## AVAILABLE DATA:

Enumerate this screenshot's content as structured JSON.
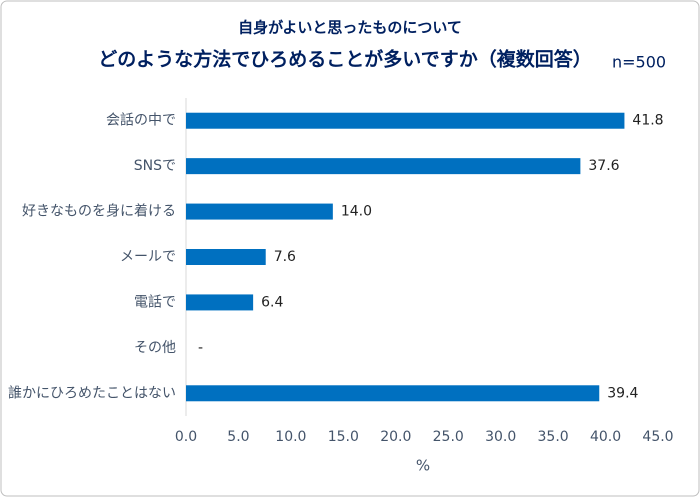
{
  "chart_data": {
    "type": "hbar",
    "title": "自身がよいと思ったものについて",
    "subtitle": "どのような方法でひろめることが多いですか（複数回答）",
    "annotation": "n=500",
    "x_label": "%",
    "categories": [
      "会話の中で",
      "SNSで",
      "好きなものを身に着ける",
      "メールで",
      "電話で",
      "その他",
      "誰かにひろめたことはない"
    ],
    "values": [
      41.8,
      37.6,
      14.0,
      7.6,
      6.4,
      null,
      39.4
    ],
    "value_labels": [
      "41.8",
      "37.6",
      "14.0",
      "7.6",
      "6.4",
      "-",
      "39.4"
    ],
    "color": "#0070c0",
    "xlim": [
      0,
      45
    ],
    "xticks": [
      {
        "value": 0,
        "label": "0.0"
      },
      {
        "value": 5,
        "label": "5.0"
      },
      {
        "value": 10,
        "label": "10.0"
      },
      {
        "value": 15,
        "label": "15.0"
      },
      {
        "value": 20,
        "label": "20.0"
      },
      {
        "value": 25,
        "label": "25.0"
      },
      {
        "value": 30,
        "label": "30.0"
      },
      {
        "value": 35,
        "label": "35.0"
      },
      {
        "value": 40,
        "label": "40.0"
      },
      {
        "value": 45,
        "label": "45.0"
      }
    ],
    "grid": false
  }
}
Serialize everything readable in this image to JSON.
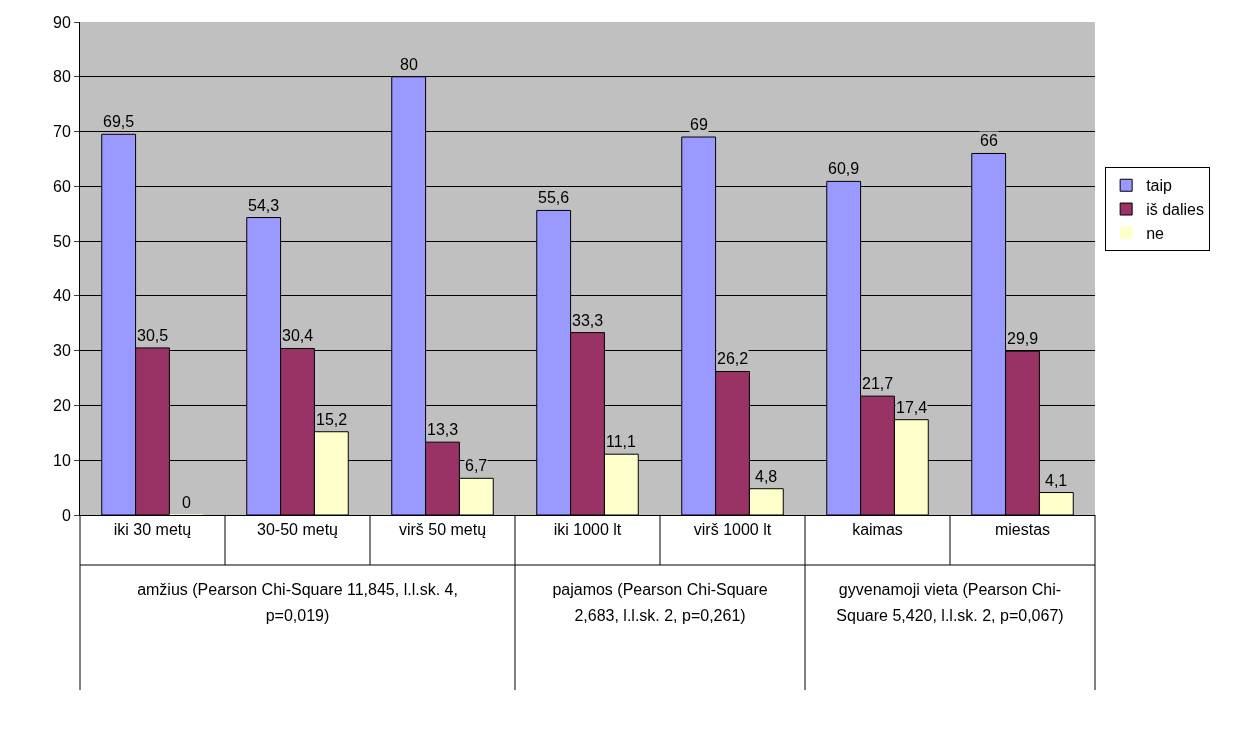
{
  "chart_data": {
    "type": "bar",
    "categories": [
      "iki 30 metų",
      "30-50 metų",
      "virš 50 metų",
      "iki 1000 lt",
      "virš 1000 lt",
      "kaimas",
      "miestas"
    ],
    "series": [
      {
        "name": "taip",
        "color": "#9999ff",
        "values": [
          69.5,
          54.3,
          80,
          55.6,
          69,
          60.9,
          66
        ],
        "value_labels": [
          "69,5",
          "54,3",
          "80",
          "55,6",
          "69",
          "60,9",
          "66"
        ]
      },
      {
        "name": "iš dalies",
        "color": "#993366",
        "values": [
          30.5,
          30.4,
          13.3,
          33.3,
          26.2,
          21.7,
          29.9
        ],
        "value_labels": [
          "30,5",
          "30,4",
          "13,3",
          "33,3",
          "26,2",
          "21,7",
          "29,9"
        ]
      },
      {
        "name": "ne",
        "color": "#ffffcc",
        "values": [
          0,
          15.2,
          6.7,
          11.1,
          4.8,
          17.4,
          4.1
        ],
        "value_labels": [
          "0",
          "15,2",
          "6,7",
          "11,1",
          "4,8",
          "17,4",
          "4,1"
        ]
      }
    ],
    "ylim": [
      0,
      90
    ],
    "yticks": [
      0,
      10,
      20,
      30,
      40,
      50,
      60,
      70,
      80,
      90
    ],
    "grid": "y",
    "legend": "right",
    "annotations": [
      "amžius (Pearson Chi-Square 11,845, l.l.sk. 4, p=0,019)",
      "pajamos (Pearson Chi-Square 2,683, l.l.sk. 2, p=0,261)",
      "gyvenamoji vieta (Pearson Chi-Square 5,420, l.l.sk. 2, p=0,067)"
    ]
  }
}
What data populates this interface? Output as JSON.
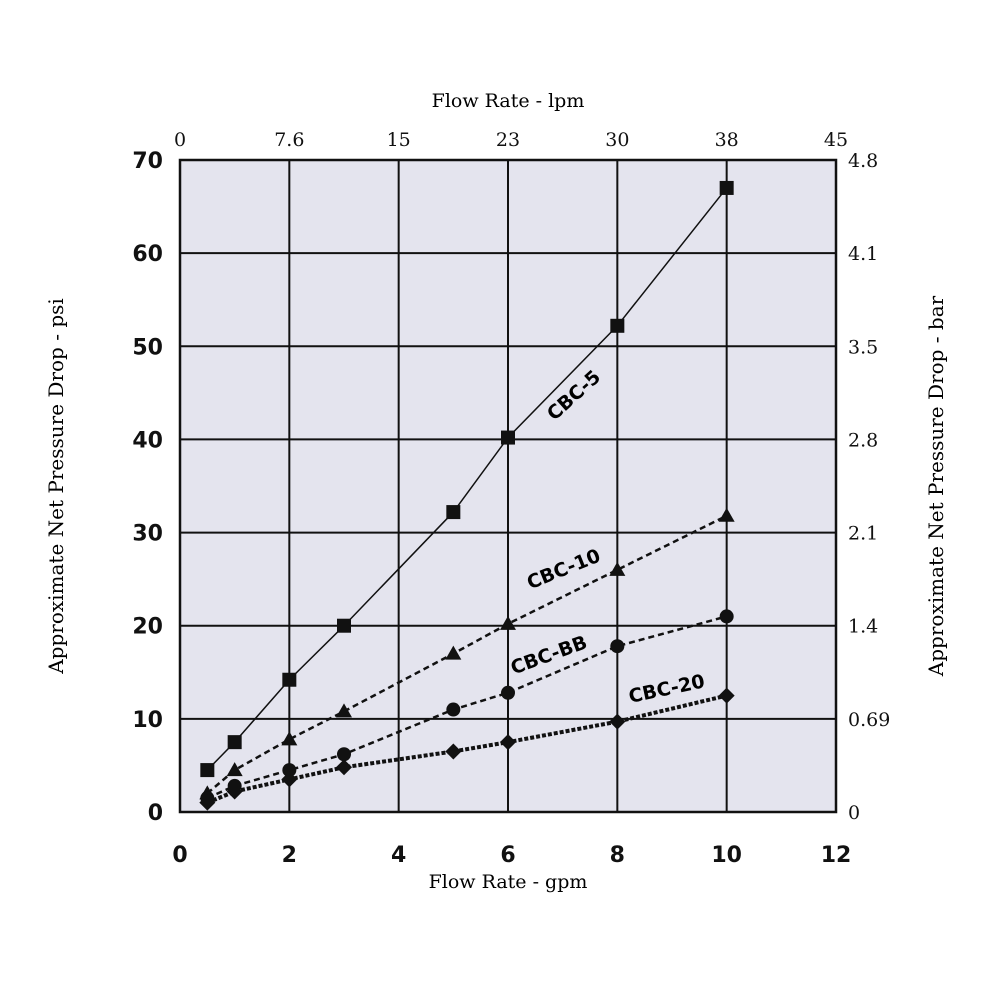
{
  "chart_data": {
    "type": "line",
    "xlabel": "Flow Rate - gpm",
    "x2label": "Flow Rate - lpm",
    "ylabel": "Approximate Net Pressure Drop - psi",
    "y2label": "Approximate Net Pressure Drop - bar",
    "xlim": [
      0,
      12
    ],
    "ylim": [
      0,
      70
    ],
    "x_ticks": [
      "0",
      "2",
      "4",
      "6",
      "8",
      "10",
      "12"
    ],
    "x2_ticks": [
      "0",
      "7.6",
      "15",
      "23",
      "30",
      "38",
      "45"
    ],
    "y_ticks": [
      "0",
      "10",
      "20",
      "30",
      "40",
      "50",
      "60",
      "70"
    ],
    "y2_ticks": [
      "0",
      "0.69",
      "1.4",
      "2.1",
      "2.8",
      "3.5",
      "4.1",
      "4.8"
    ],
    "grid": true,
    "series": [
      {
        "name": "CBC-5",
        "marker": "square",
        "line": "solid",
        "x": [
          0.5,
          1,
          2,
          3,
          5,
          6,
          8,
          10
        ],
        "y": [
          4.5,
          7.5,
          14.2,
          20,
          32.2,
          40.2,
          52.2,
          67
        ]
      },
      {
        "name": "CBC-10",
        "marker": "triangle",
        "line": "dashed",
        "x": [
          0.5,
          1,
          2,
          3,
          5,
          6,
          8,
          10
        ],
        "y": [
          2,
          4.5,
          7.8,
          10.8,
          17,
          20.2,
          26,
          31.8
        ]
      },
      {
        "name": "CBC-BB",
        "marker": "circle",
        "line": "dashed",
        "x": [
          0.5,
          1,
          2,
          3,
          5,
          6,
          8,
          10
        ],
        "y": [
          1.5,
          2.8,
          4.5,
          6.2,
          11,
          12.8,
          17.8,
          21
        ]
      },
      {
        "name": "CBC-20",
        "marker": "diamond",
        "line": "dotted-thick",
        "x": [
          0.5,
          1,
          2,
          3,
          5,
          6,
          8,
          10
        ],
        "y": [
          1,
          2.2,
          3.5,
          4.8,
          6.5,
          7.5,
          9.7,
          12.5
        ]
      }
    ],
    "colors": {
      "plot_bg": "#e4e4ee",
      "ink": "#111111"
    }
  }
}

## WHAT TO WORK ON:
Check each line above for "JSON" and return the ones that have it.

## FULL OUTPUT:
Enumerate this screenshot's content as structured JSON.
Serialize everything readable in this image to JSON.
What data populates this interface? Output as JSON.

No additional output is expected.